— Start —
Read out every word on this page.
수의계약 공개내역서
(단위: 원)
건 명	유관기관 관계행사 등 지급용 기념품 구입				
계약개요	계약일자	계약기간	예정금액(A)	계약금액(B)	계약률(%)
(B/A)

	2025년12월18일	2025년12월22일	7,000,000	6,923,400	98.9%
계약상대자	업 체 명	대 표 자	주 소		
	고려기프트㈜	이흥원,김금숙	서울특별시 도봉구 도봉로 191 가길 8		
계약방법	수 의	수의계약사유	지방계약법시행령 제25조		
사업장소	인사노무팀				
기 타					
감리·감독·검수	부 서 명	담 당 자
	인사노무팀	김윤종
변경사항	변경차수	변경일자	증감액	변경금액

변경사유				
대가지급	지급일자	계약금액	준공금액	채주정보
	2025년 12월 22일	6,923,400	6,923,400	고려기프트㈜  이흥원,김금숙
— End —
— Start —
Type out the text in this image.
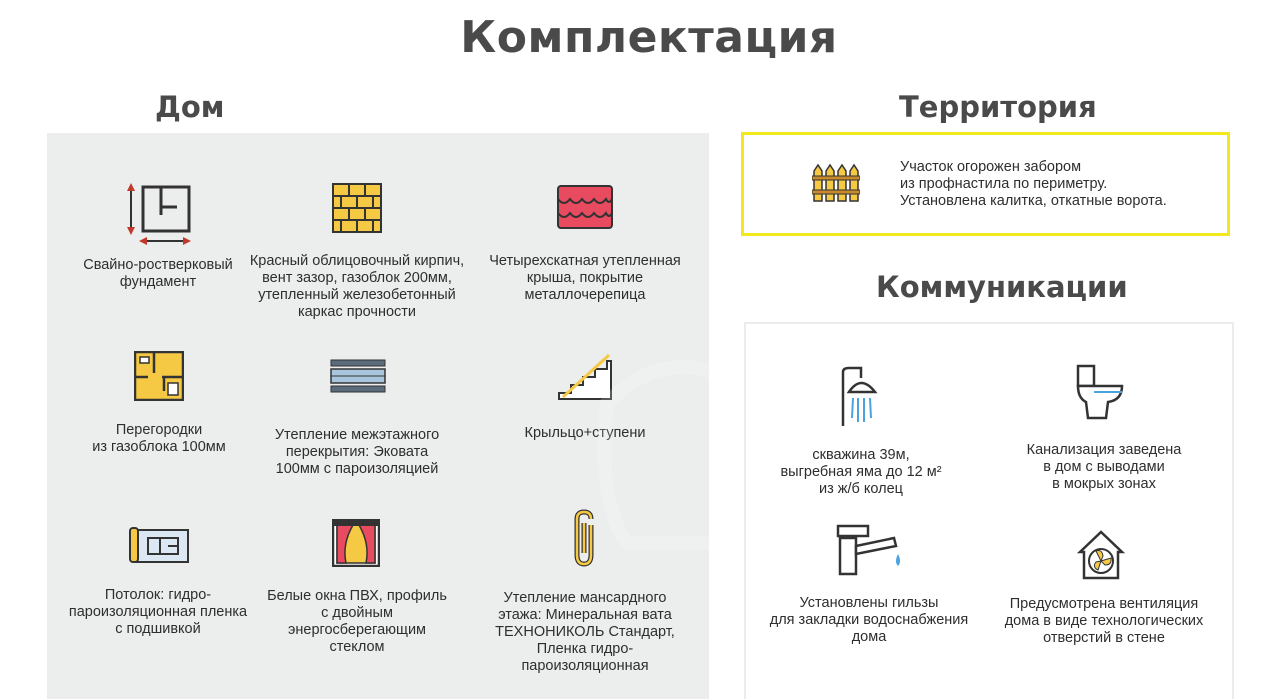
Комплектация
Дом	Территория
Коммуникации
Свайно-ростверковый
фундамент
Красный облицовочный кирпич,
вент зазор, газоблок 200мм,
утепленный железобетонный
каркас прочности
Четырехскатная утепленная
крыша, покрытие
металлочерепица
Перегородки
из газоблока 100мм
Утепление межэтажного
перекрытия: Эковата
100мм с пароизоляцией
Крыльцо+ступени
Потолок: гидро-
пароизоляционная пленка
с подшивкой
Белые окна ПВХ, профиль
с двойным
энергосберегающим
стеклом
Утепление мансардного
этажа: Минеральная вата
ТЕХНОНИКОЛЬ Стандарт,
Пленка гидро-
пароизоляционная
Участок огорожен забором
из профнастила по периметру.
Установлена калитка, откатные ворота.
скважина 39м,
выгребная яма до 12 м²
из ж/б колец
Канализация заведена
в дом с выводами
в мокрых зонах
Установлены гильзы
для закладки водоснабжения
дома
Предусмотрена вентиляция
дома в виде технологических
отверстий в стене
— End —
■ TASK DIRECTIONS: Find and copy every line in the entries above where the string "계약금액" occurs.

■ RESULT OF THE EXERCISE:
계약개요	계약일자	계약기간	예정금액(A)	계약금액(B)	계약률(%)
대가지급	지급일자	계약금액	준공금액	채주정보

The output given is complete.